━━━━━ Given information ━━━━━

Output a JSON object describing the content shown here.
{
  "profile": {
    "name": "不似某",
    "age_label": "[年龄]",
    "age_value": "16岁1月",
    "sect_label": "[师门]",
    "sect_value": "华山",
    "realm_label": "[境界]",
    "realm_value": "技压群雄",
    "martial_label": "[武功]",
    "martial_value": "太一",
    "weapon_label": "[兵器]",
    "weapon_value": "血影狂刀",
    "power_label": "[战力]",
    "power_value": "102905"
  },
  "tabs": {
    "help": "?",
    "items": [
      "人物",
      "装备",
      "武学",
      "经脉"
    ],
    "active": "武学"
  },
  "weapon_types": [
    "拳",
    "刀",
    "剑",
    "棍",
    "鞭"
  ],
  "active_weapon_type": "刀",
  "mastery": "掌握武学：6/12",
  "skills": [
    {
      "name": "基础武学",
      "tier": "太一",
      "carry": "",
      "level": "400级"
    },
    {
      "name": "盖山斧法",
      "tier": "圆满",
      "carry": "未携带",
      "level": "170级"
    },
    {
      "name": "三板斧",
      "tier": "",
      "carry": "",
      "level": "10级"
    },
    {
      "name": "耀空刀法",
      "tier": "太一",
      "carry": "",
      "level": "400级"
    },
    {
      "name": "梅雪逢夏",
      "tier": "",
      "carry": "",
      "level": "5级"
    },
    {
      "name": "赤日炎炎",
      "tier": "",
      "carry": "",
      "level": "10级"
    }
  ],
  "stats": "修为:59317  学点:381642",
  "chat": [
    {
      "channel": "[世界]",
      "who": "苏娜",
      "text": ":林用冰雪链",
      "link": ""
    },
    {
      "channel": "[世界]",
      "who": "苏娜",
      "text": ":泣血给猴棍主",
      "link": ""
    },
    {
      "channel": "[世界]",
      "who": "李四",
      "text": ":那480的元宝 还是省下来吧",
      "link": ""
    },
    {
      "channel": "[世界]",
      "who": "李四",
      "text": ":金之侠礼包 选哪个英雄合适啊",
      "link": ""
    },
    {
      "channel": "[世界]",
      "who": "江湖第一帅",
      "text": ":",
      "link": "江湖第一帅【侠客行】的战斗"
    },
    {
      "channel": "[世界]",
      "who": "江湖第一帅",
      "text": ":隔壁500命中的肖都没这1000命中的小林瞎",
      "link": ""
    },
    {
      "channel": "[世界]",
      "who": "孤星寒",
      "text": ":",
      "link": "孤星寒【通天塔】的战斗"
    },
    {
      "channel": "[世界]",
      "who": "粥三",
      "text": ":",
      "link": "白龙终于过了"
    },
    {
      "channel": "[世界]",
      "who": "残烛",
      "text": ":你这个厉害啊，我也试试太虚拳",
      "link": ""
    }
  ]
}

━━━━━

Write out the full listing exactly as given.

Output a JSON object describing the content shown here.
{
  "profile": {
    "name": "不似某",
    "age_label": "[年龄]",
    "age_value": "16岁1月",
    "sect_label": "[师门]",
    "sect_value": "华山",
    "realm_label": "[境界]",
    "realm_value": "技压群雄",
    "martial_label": "[武功]",
    "martial_value": "太一",
    "weapon_label": "[兵器]",
    "weapon_value": "血影狂刀",
    "power_label": "[战力]",
    "power_value": "102905"
  },
  "tabs": {
    "help": "?",
    "items": [
      "人物",
      "装备",
      "武学",
      "经脉"
    ],
    "active": "武学"
  },
  "weapon_types": [
    "拳",
    "刀",
    "剑",
    "棍",
    "鞭"
  ],
  "active_weapon_type": "刀",
  "mastery": "掌握武学：6/12",
  "skills": [
    {
      "name": "基础武学",
      "tier": "太一",
      "carry": "",
      "level": "400级"
    },
    {
      "name": "盖山斧法",
      "tier": "圆满",
      "carry": "未携带",
      "level": "170级"
    },
    {
      "name": "三板斧",
      "tier": "",
      "carry": "",
      "level": "10级"
    },
    {
      "name": "耀空刀法",
      "tier": "太一",
      "carry": "",
      "level": "400级"
    },
    {
      "name": "梅雪逢夏",
      "tier": "",
      "carry": "",
      "level": "5级"
    },
    {
      "name": "赤日炎炎",
      "tier": "",
      "carry": "",
      "level": "10级"
    }
  ],
  "stats": "修为:59317  学点:381642",
  "chat": [
    {
      "channel": "[世界]",
      "who": "苏娜",
      "text": ":林用冰雪链",
      "link": ""
    },
    {
      "channel": "[世界]",
      "who": "苏娜",
      "text": ":泣血给猴棍主",
      "link": ""
    },
    {
      "channel": "[世界]",
      "who": "李四",
      "text": ":那480的元宝 还是省下来吧",
      "link": ""
    },
    {
      "channel": "[世界]",
      "who": "李四",
      "text": ":金之侠礼包 选哪个英雄合适啊",
      "link": ""
    },
    {
      "channel": "[世界]",
      "who": "江湖第一帅",
      "text": ":",
      "link": "江湖第一帅【侠客行】的战斗"
    },
    {
      "channel": "[世界]",
      "who": "江湖第一帅",
      "text": ":隔壁500命中的肖都没这1000命中的小林瞎",
      "link": ""
    },
    {
      "channel": "[世界]",
      "who": "孤星寒",
      "text": ":",
      "link": "孤星寒【通天塔】的战斗"
    },
    {
      "channel": "[世界]",
      "who": "粥三",
      "text": ":",
      "link": "白龙终于过了"
    },
    {
      "channel": "[世界]",
      "who": "残烛",
      "text": ":你这个厉害啊，我也试试太虚拳",
      "link": ""
    }
  ]
}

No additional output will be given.